### OBJECTIF 1
Recopiez mot pour mot les lignes des enregistrements, de la toute première jusqu'à celle qui contient "UI element localization: list", cette dernière comprise.

Le Kyûdô : atteindre sa cible intérieure

La voie de l’arc : kyūdō (弓道), sport iconique japonais. Qu’est-ce qui différencie le kyūdō du banal tir à l’arc ? Comment s’est construite la pratique ? Plus que simplement atteindre une cible en plein cœur, sa pratique revêt un caractère beaucoup plus esthétique et spirituel. On vous présente aujourd’hui cet art martial à l’histoire presque millénaire !

©2011- National Diet Library


Une histoire remontant aux temps anciens

©Nara Prefecture

Pour mieux comprendre le kyūdō, il est nécessaire de retracer son histoire dans un premier temps. Elle remonte à la préhistoire. D’abord technique de chasse, c’est au fil des siècles et d’influences diverses que peu à peu le tir à l’arc deviendra un art martial.

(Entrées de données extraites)
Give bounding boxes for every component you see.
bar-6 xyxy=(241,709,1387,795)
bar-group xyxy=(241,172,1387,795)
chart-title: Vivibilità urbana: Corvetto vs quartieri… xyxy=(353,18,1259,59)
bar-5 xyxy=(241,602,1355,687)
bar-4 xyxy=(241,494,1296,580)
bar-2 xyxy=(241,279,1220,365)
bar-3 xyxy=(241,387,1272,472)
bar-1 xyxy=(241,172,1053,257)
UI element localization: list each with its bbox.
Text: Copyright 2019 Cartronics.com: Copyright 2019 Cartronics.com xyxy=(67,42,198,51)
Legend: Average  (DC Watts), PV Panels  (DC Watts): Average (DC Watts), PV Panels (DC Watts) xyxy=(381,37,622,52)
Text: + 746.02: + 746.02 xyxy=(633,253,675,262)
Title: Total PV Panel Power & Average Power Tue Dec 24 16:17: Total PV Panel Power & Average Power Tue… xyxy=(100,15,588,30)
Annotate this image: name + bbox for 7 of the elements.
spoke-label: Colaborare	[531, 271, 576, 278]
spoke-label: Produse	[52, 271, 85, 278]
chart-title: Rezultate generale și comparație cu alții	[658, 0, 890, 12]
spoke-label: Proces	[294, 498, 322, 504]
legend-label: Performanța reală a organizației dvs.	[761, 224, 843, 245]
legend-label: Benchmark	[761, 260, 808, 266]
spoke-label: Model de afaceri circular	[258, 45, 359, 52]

### OBJECTIF 2
Écrivez la suite du texte sur le kyūdō, à partir de sa dernière phrase.

### RÉSULTAT 1
Give bounding boxes for every component you see.
bar-6 xyxy=(241,709,1387,795)
bar-group xyxy=(241,172,1387,795)
chart-title: Vivibilità urbana: Corvetto vs quartieri… xyxy=(353,18,1259,59)
bar-5 xyxy=(241,602,1355,687)
bar-4 xyxy=(241,494,1296,580)
bar-2 xyxy=(241,279,1220,365)
bar-3 xyxy=(241,387,1272,472)
bar-1 xyxy=(241,172,1053,257)
UI element localization: list each with its bbox.

### RÉSULTAT 2
Les premières traces d’arc retrouvées sur l’archipel datent de la période Yayoi, soit entre -300 et 300 de notre ère. Ces arcs étaient assez rudimentaires, principalement utilisés pour la chasse ou la guerre. Plus tard, on retrouve des mentions d’arc également dans le Kojiki (datant de 712), un des textes fondateurs du Japon en tant que nation. Il ne servait plus qu’à la chasse ou la guerre, il était désormais symbole d’autorité et de noblesse. Sous l’influence de la culture chinoise, durant les premiers siècles de l’État japonais, l’arc est utilisé également dans de nombreux rituels shintō

Bakufu de Kamakura

C’est à partir de 1192 que le tir à l’arc va évoluer, passant de simple arme ou objet rituel à une discipline martiale à part entière. À cette époque, Minamoto no Yoritomo établit à Kamakura un shogunat, son gouvernement militaire (vous pouvez retrouver un article détaillé sur le sujet ici). Selon lui un samouraï se doit de s’élever spirituellement et à cette fin, il encourage la pratique du tir à l’arc équestre. La popularité dans la classe guerrière du bouddhisme zen arrivé à la fin du 12e siècle va influencer la perception du kyūdō. Il est désormais un moyen de renforcer son esprit et sa morale.  

La période Nanbokuchô 

Un siècle plus tard, les techniques du tir à l’arc vont être formalisées à l’écrit. Durant la période Nanbokuchō, entre 1337 et 1392, Sadamune et Tsuneoki no Ogasawara compilent tous les usages autours du tir à l’arc des périodes précédentes. Ils fondent ensuite la première école de tir à l’arc équestre. La famille Ogasawara est alors reconnue comme les grands maîtres de cette discipline jusqu’à l’ère Edo soit 2 siècles plus tard.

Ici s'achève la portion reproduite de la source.